Required task: Without the pictures, return each record as it appears.

══ Material for this exercise ══

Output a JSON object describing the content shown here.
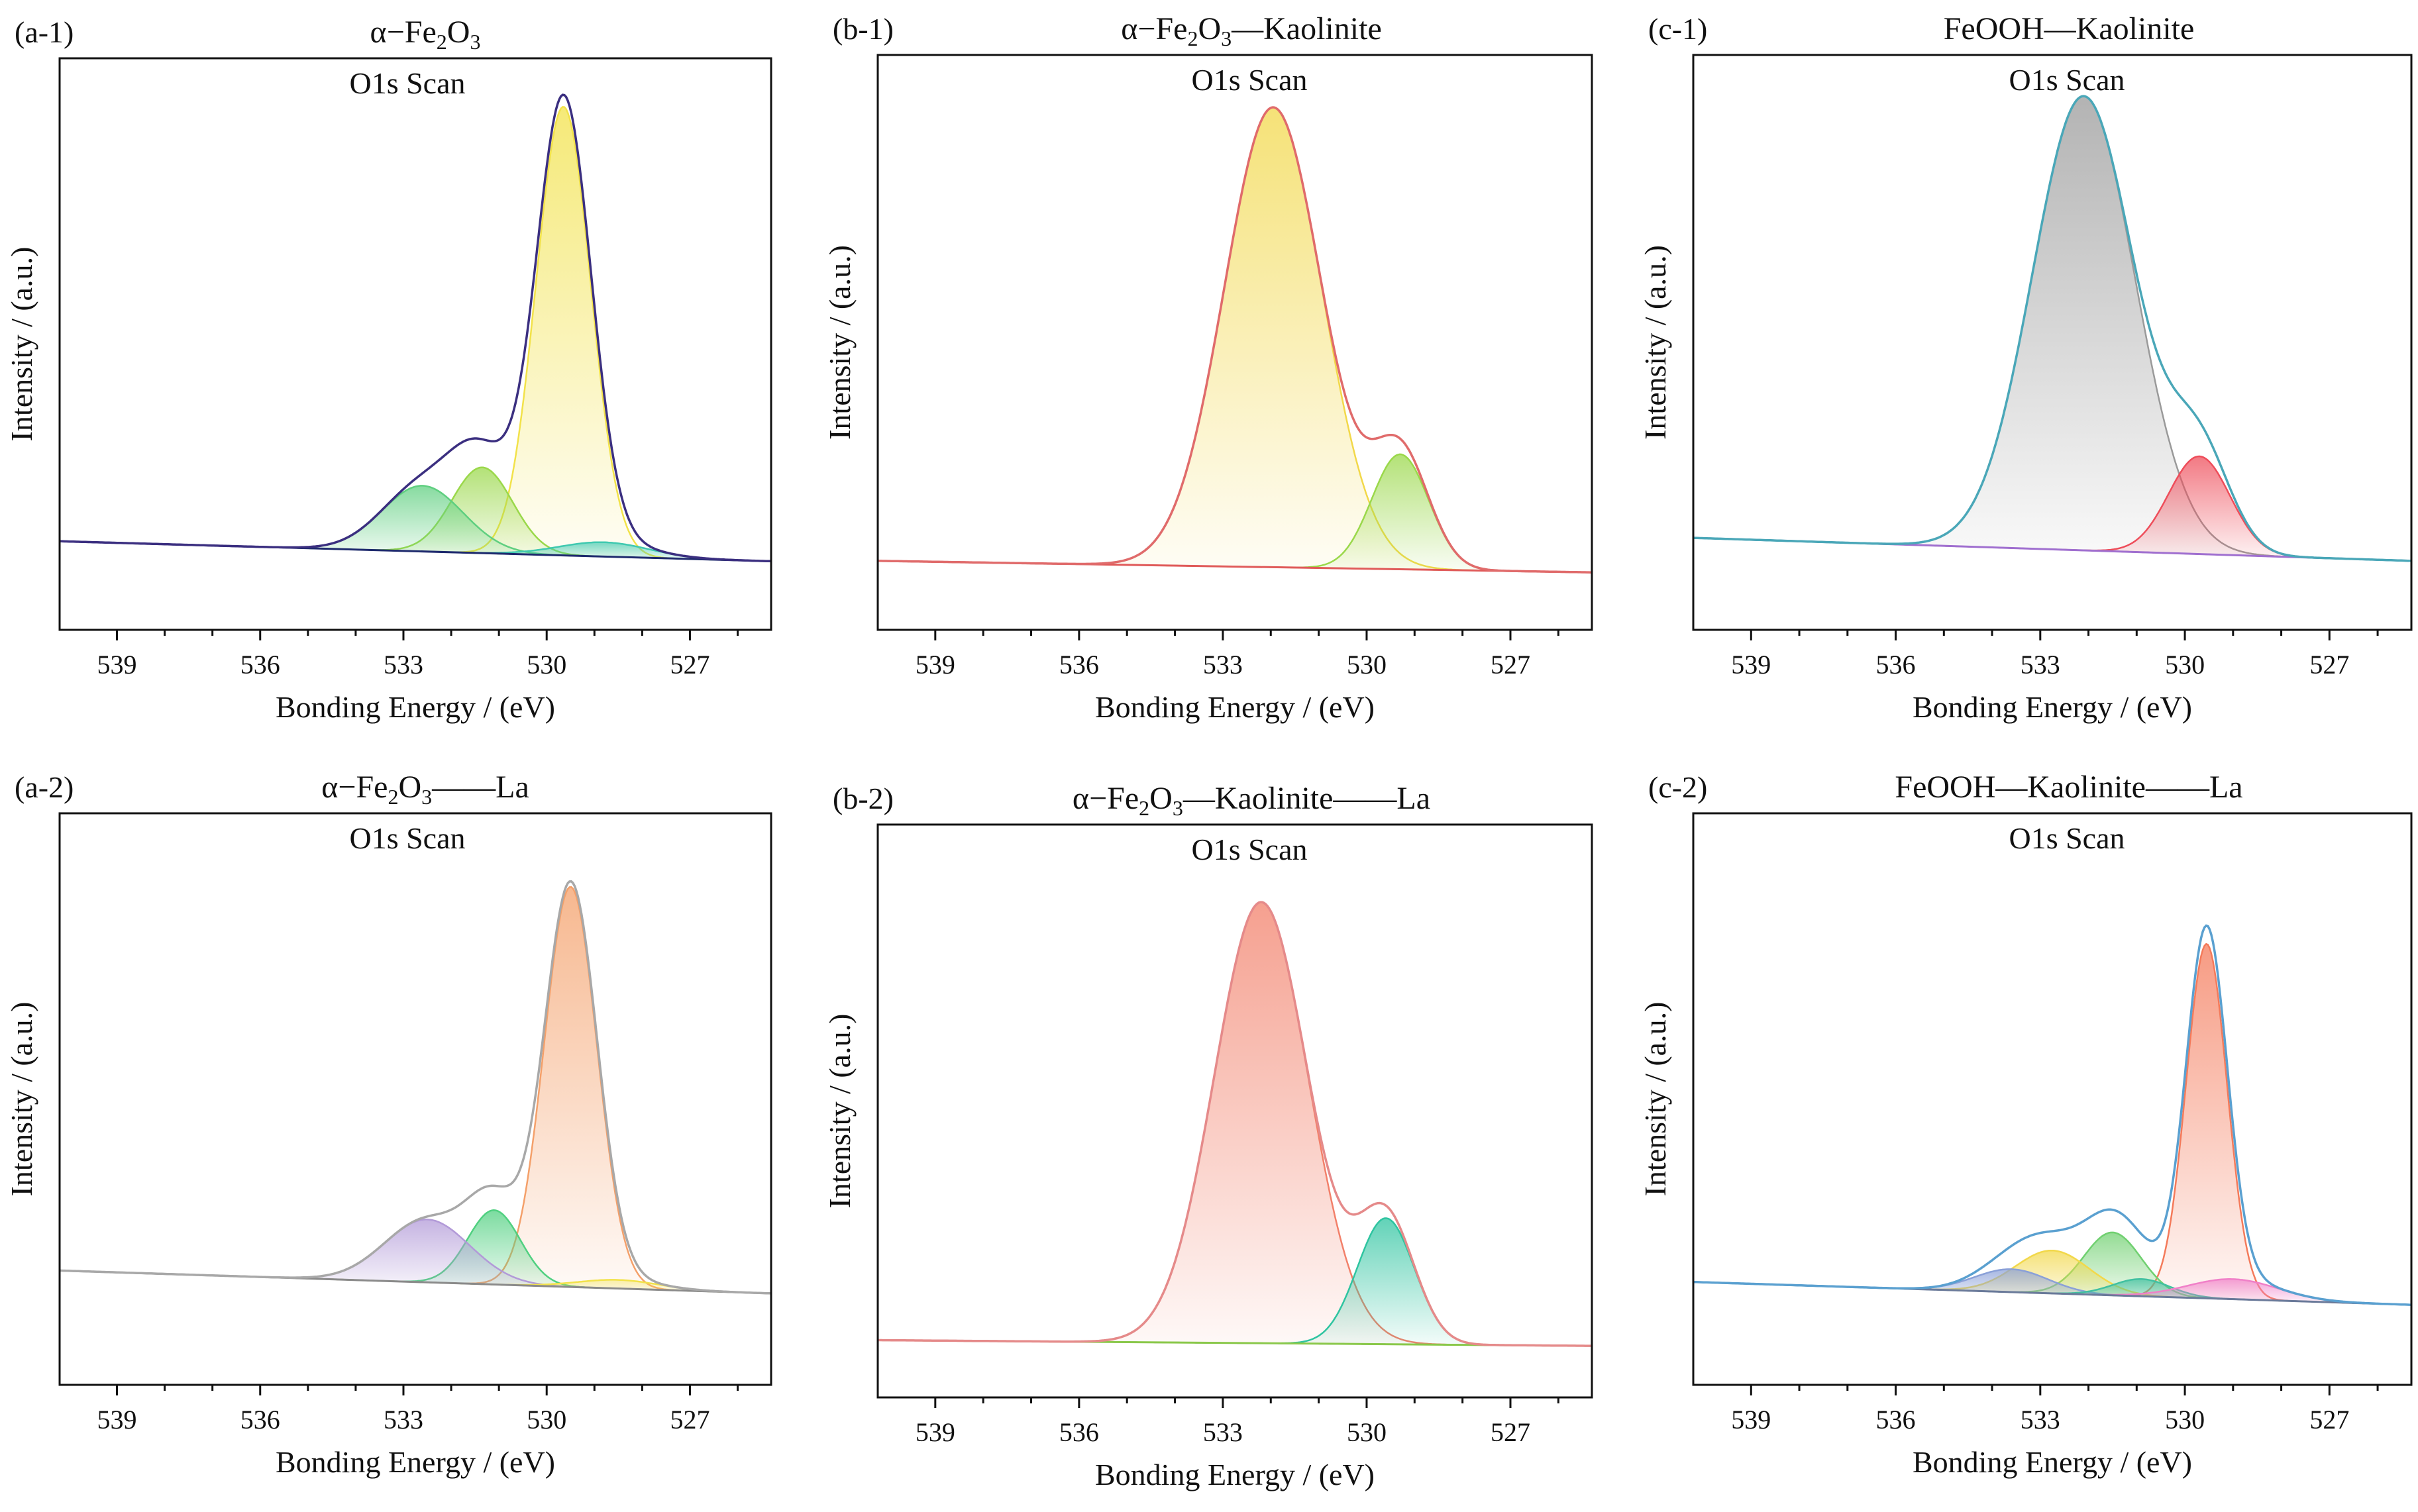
{
  "chart_data": [
    {
      "panel_label": "(a-1)",
      "title_parts": [
        {
          "t": "α−Fe"
        },
        {
          "t": "2",
          "sub": true
        },
        {
          "t": "O"
        },
        {
          "t": "3",
          "sub": true
        }
      ],
      "scan_label": "O1s Scan",
      "type": "area",
      "xlabel": "Bonding Energy / (eV)",
      "ylabel": "Intensity / (a.u.)",
      "xlim": [
        540.2,
        525.3
      ],
      "xticks": [
        "539",
        "536",
        "533",
        "530",
        "527"
      ],
      "baseline": {
        "left": 0.155,
        "right": 0.12
      },
      "peaks": [
        {
          "name": "peak-1",
          "center": 529.65,
          "height": 0.785,
          "fwhm": 1.35,
          "color": "#f2e24a"
        },
        {
          "name": "peak-2",
          "center": 531.35,
          "height": 0.15,
          "fwhm": 1.5,
          "color": "#9ad84a"
        },
        {
          "name": "peak-3",
          "center": 532.6,
          "height": 0.115,
          "fwhm": 2.0,
          "color": "#5fcf80"
        },
        {
          "name": "peak-4",
          "center": 528.8,
          "height": 0.025,
          "fwhm": 2.2,
          "color": "#40c9b0"
        }
      ],
      "envelope_color": "#3b2f80",
      "baseline_color": "#1f2a6e"
    },
    {
      "panel_label": "(b-1)",
      "title_parts": [
        {
          "t": "α−Fe"
        },
        {
          "t": "2",
          "sub": true
        },
        {
          "t": "O"
        },
        {
          "t": "3",
          "sub": true
        },
        {
          "t": "—Kaolinite"
        }
      ],
      "scan_label": "O1s Scan",
      "type": "area",
      "xlabel": "Bonding Energy / (eV)",
      "ylabel": "Intensity / (a.u.)",
      "xlim": [
        540.2,
        525.3
      ],
      "xticks": [
        "539",
        "536",
        "533",
        "530",
        "527"
      ],
      "baseline": {
        "left": 0.12,
        "right": 0.1
      },
      "peaks": [
        {
          "name": "peak-1",
          "center": 531.95,
          "height": 0.8,
          "fwhm": 2.4,
          "color": "#f2d84a"
        },
        {
          "name": "peak-2",
          "center": 529.3,
          "height": 0.2,
          "fwhm": 1.4,
          "color": "#9ad84a"
        }
      ],
      "envelope_color": "#e06b6b",
      "baseline_color": "#e05a5a"
    },
    {
      "panel_label": "(c-1)",
      "title_parts": [
        {
          "t": "FeOOH—Kaolinite"
        }
      ],
      "scan_label": "O1s Scan",
      "type": "area",
      "xlabel": "Bonding Energy / (eV)",
      "ylabel": "Intensity / (a.u.)",
      "xlim": [
        540.2,
        525.3
      ],
      "xticks": [
        "539",
        "536",
        "533",
        "530",
        "527"
      ],
      "baseline": {
        "left": 0.16,
        "right": 0.12
      },
      "peaks": [
        {
          "name": "peak-1",
          "center": 532.1,
          "height": 0.79,
          "fwhm": 2.5,
          "color": "#9a9a9a"
        },
        {
          "name": "peak-2",
          "center": 529.7,
          "height": 0.17,
          "fwhm": 1.5,
          "color": "#ee4d5a"
        }
      ],
      "envelope_color": "#4aa7b8",
      "baseline_color": "#a070d0"
    },
    {
      "panel_label": "(a-2)",
      "title_parts": [
        {
          "t": "α−Fe"
        },
        {
          "t": "2",
          "sub": true
        },
        {
          "t": "O"
        },
        {
          "t": "3",
          "sub": true
        },
        {
          "t": "——La"
        }
      ],
      "scan_label": "O1s Scan",
      "type": "area",
      "xlabel": "Bonding Energy / (eV)",
      "ylabel": "Intensity / (a.u.)",
      "xlim": [
        540.2,
        525.3
      ],
      "xticks": [
        "539",
        "536",
        "533",
        "530",
        "527"
      ],
      "baseline": {
        "left": 0.2,
        "right": 0.16
      },
      "peaks": [
        {
          "name": "peak-1",
          "center": 529.5,
          "height": 0.7,
          "fwhm": 1.3,
          "color": "#f4a06a"
        },
        {
          "name": "peak-2",
          "center": 531.1,
          "height": 0.13,
          "fwhm": 1.3,
          "color": "#50d080"
        },
        {
          "name": "peak-3",
          "center": 532.5,
          "height": 0.11,
          "fwhm": 2.1,
          "color": "#b29ad8"
        },
        {
          "name": "peak-4",
          "center": 528.5,
          "height": 0.015,
          "fwhm": 2.0,
          "color": "#f2e24a"
        }
      ],
      "envelope_color": "#a8a8a8",
      "baseline_color": "#8a8a8a"
    },
    {
      "panel_label": "(b-2)",
      "title_parts": [
        {
          "t": "α−Fe"
        },
        {
          "t": "2",
          "sub": true
        },
        {
          "t": "O"
        },
        {
          "t": "3",
          "sub": true
        },
        {
          "t": "—Kaolinite——La"
        }
      ],
      "scan_label": "O1s Scan",
      "type": "area",
      "xlabel": "Bonding Energy / (eV)",
      "ylabel": "Intensity / (a.u.)",
      "xlim": [
        540.2,
        525.3
      ],
      "xticks": [
        "539",
        "536",
        "533",
        "530",
        "527"
      ],
      "baseline": {
        "left": 0.1,
        "right": 0.09
      },
      "peaks": [
        {
          "name": "peak-1",
          "center": 532.2,
          "height": 0.77,
          "fwhm": 2.3,
          "color": "#f2806a"
        },
        {
          "name": "peak-2",
          "center": 529.6,
          "height": 0.22,
          "fwhm": 1.4,
          "color": "#2ec4a0"
        }
      ],
      "envelope_color": "#e58a8a",
      "baseline_color": "#8ac84a"
    },
    {
      "panel_label": "(c-2)",
      "title_parts": [
        {
          "t": "FeOOH—Kaolinite——La"
        }
      ],
      "scan_label": "O1s Scan",
      "type": "area",
      "xlabel": "Bonding Energy / (eV)",
      "ylabel": "Intensity / (a.u.)",
      "xlim": [
        540.2,
        525.3
      ],
      "xticks": [
        "539",
        "536",
        "533",
        "530",
        "527"
      ],
      "baseline": {
        "left": 0.18,
        "right": 0.14
      },
      "peaks": [
        {
          "name": "peak-1",
          "center": 529.55,
          "height": 0.62,
          "fwhm": 1.0,
          "color": "#f47a5a"
        },
        {
          "name": "peak-2",
          "center": 531.5,
          "height": 0.11,
          "fwhm": 1.4,
          "color": "#70d070"
        },
        {
          "name": "peak-3",
          "center": 532.75,
          "height": 0.075,
          "fwhm": 1.8,
          "color": "#f2d84a"
        },
        {
          "name": "peak-4",
          "center": 533.6,
          "height": 0.04,
          "fwhm": 1.8,
          "color": "#8aa0d8"
        },
        {
          "name": "peak-5",
          "center": 530.9,
          "height": 0.03,
          "fwhm": 1.4,
          "color": "#40c0a0"
        },
        {
          "name": "peak-6",
          "center": 529.0,
          "height": 0.035,
          "fwhm": 2.2,
          "color": "#f080c8"
        }
      ],
      "envelope_color": "#5aa0d0",
      "baseline_color": "#6a7a9a"
    }
  ]
}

═══

Written solution:
Output a JSON object describing the content shown here.
{
  "chart_data": [
    {
      "panel_label": "(a-1)",
      "title_parts": [
        {
          "t": "α−Fe"
        },
        {
          "t": "2",
          "sub": true
        },
        {
          "t": "O"
        },
        {
          "t": "3",
          "sub": true
        }
      ],
      "scan_label": "O1s Scan",
      "type": "area",
      "xlabel": "Bonding Energy / (eV)",
      "ylabel": "Intensity / (a.u.)",
      "xlim": [
        540.2,
        525.3
      ],
      "xticks": [
        "539",
        "536",
        "533",
        "530",
        "527"
      ],
      "baseline": {
        "left": 0.155,
        "right": 0.12
      },
      "peaks": [
        {
          "name": "peak-1",
          "center": 529.65,
          "height": 0.785,
          "fwhm": 1.35,
          "color": "#f2e24a"
        },
        {
          "name": "peak-2",
          "center": 531.35,
          "height": 0.15,
          "fwhm": 1.5,
          "color": "#9ad84a"
        },
        {
          "name": "peak-3",
          "center": 532.6,
          "height": 0.115,
          "fwhm": 2.0,
          "color": "#5fcf80"
        },
        {
          "name": "peak-4",
          "center": 528.8,
          "height": 0.025,
          "fwhm": 2.2,
          "color": "#40c9b0"
        }
      ],
      "envelope_color": "#3b2f80",
      "baseline_color": "#1f2a6e"
    },
    {
      "panel_label": "(b-1)",
      "title_parts": [
        {
          "t": "α−Fe"
        },
        {
          "t": "2",
          "sub": true
        },
        {
          "t": "O"
        },
        {
          "t": "3",
          "sub": true
        },
        {
          "t": "—Kaolinite"
        }
      ],
      "scan_label": "O1s Scan",
      "type": "area",
      "xlabel": "Bonding Energy / (eV)",
      "ylabel": "Intensity / (a.u.)",
      "xlim": [
        540.2,
        525.3
      ],
      "xticks": [
        "539",
        "536",
        "533",
        "530",
        "527"
      ],
      "baseline": {
        "left": 0.12,
        "right": 0.1
      },
      "peaks": [
        {
          "name": "peak-1",
          "center": 531.95,
          "height": 0.8,
          "fwhm": 2.4,
          "color": "#f2d84a"
        },
        {
          "name": "peak-2",
          "center": 529.3,
          "height": 0.2,
          "fwhm": 1.4,
          "color": "#9ad84a"
        }
      ],
      "envelope_color": "#e06b6b",
      "baseline_color": "#e05a5a"
    },
    {
      "panel_label": "(c-1)",
      "title_parts": [
        {
          "t": "FeOOH—Kaolinite"
        }
      ],
      "scan_label": "O1s Scan",
      "type": "area",
      "xlabel": "Bonding Energy / (eV)",
      "ylabel": "Intensity / (a.u.)",
      "xlim": [
        540.2,
        525.3
      ],
      "xticks": [
        "539",
        "536",
        "533",
        "530",
        "527"
      ],
      "baseline": {
        "left": 0.16,
        "right": 0.12
      },
      "peaks": [
        {
          "name": "peak-1",
          "center": 532.1,
          "height": 0.79,
          "fwhm": 2.5,
          "color": "#9a9a9a"
        },
        {
          "name": "peak-2",
          "center": 529.7,
          "height": 0.17,
          "fwhm": 1.5,
          "color": "#ee4d5a"
        }
      ],
      "envelope_color": "#4aa7b8",
      "baseline_color": "#a070d0"
    },
    {
      "panel_label": "(a-2)",
      "title_parts": [
        {
          "t": "α−Fe"
        },
        {
          "t": "2",
          "sub": true
        },
        {
          "t": "O"
        },
        {
          "t": "3",
          "sub": true
        },
        {
          "t": "——La"
        }
      ],
      "scan_label": "O1s Scan",
      "type": "area",
      "xlabel": "Bonding Energy / (eV)",
      "ylabel": "Intensity / (a.u.)",
      "xlim": [
        540.2,
        525.3
      ],
      "xticks": [
        "539",
        "536",
        "533",
        "530",
        "527"
      ],
      "baseline": {
        "left": 0.2,
        "right": 0.16
      },
      "peaks": [
        {
          "name": "peak-1",
          "center": 529.5,
          "height": 0.7,
          "fwhm": 1.3,
          "color": "#f4a06a"
        },
        {
          "name": "peak-2",
          "center": 531.1,
          "height": 0.13,
          "fwhm": 1.3,
          "color": "#50d080"
        },
        {
          "name": "peak-3",
          "center": 532.5,
          "height": 0.11,
          "fwhm": 2.1,
          "color": "#b29ad8"
        },
        {
          "name": "peak-4",
          "center": 528.5,
          "height": 0.015,
          "fwhm": 2.0,
          "color": "#f2e24a"
        }
      ],
      "envelope_color": "#a8a8a8",
      "baseline_color": "#8a8a8a"
    },
    {
      "panel_label": "(b-2)",
      "title_parts": [
        {
          "t": "α−Fe"
        },
        {
          "t": "2",
          "sub": true
        },
        {
          "t": "O"
        },
        {
          "t": "3",
          "sub": true
        },
        {
          "t": "—Kaolinite——La"
        }
      ],
      "scan_label": "O1s Scan",
      "type": "area",
      "xlabel": "Bonding Energy / (eV)",
      "ylabel": "Intensity / (a.u.)",
      "xlim": [
        540.2,
        525.3
      ],
      "xticks": [
        "539",
        "536",
        "533",
        "530",
        "527"
      ],
      "baseline": {
        "left": 0.1,
        "right": 0.09
      },
      "peaks": [
        {
          "name": "peak-1",
          "center": 532.2,
          "height": 0.77,
          "fwhm": 2.3,
          "color": "#f2806a"
        },
        {
          "name": "peak-2",
          "center": 529.6,
          "height": 0.22,
          "fwhm": 1.4,
          "color": "#2ec4a0"
        }
      ],
      "envelope_color": "#e58a8a",
      "baseline_color": "#8ac84a"
    },
    {
      "panel_label": "(c-2)",
      "title_parts": [
        {
          "t": "FeOOH—Kaolinite——La"
        }
      ],
      "scan_label": "O1s Scan",
      "type": "area",
      "xlabel": "Bonding Energy / (eV)",
      "ylabel": "Intensity / (a.u.)",
      "xlim": [
        540.2,
        525.3
      ],
      "xticks": [
        "539",
        "536",
        "533",
        "530",
        "527"
      ],
      "baseline": {
        "left": 0.18,
        "right": 0.14
      },
      "peaks": [
        {
          "name": "peak-1",
          "center": 529.55,
          "height": 0.62,
          "fwhm": 1.0,
          "color": "#f47a5a"
        },
        {
          "name": "peak-2",
          "center": 531.5,
          "height": 0.11,
          "fwhm": 1.4,
          "color": "#70d070"
        },
        {
          "name": "peak-3",
          "center": 532.75,
          "height": 0.075,
          "fwhm": 1.8,
          "color": "#f2d84a"
        },
        {
          "name": "peak-4",
          "center": 533.6,
          "height": 0.04,
          "fwhm": 1.8,
          "color": "#8aa0d8"
        },
        {
          "name": "peak-5",
          "center": 530.9,
          "height": 0.03,
          "fwhm": 1.4,
          "color": "#40c0a0"
        },
        {
          "name": "peak-6",
          "center": 529.0,
          "height": 0.035,
          "fwhm": 2.2,
          "color": "#f080c8"
        }
      ],
      "envelope_color": "#5aa0d0",
      "baseline_color": "#6a7a9a"
    }
  ]
}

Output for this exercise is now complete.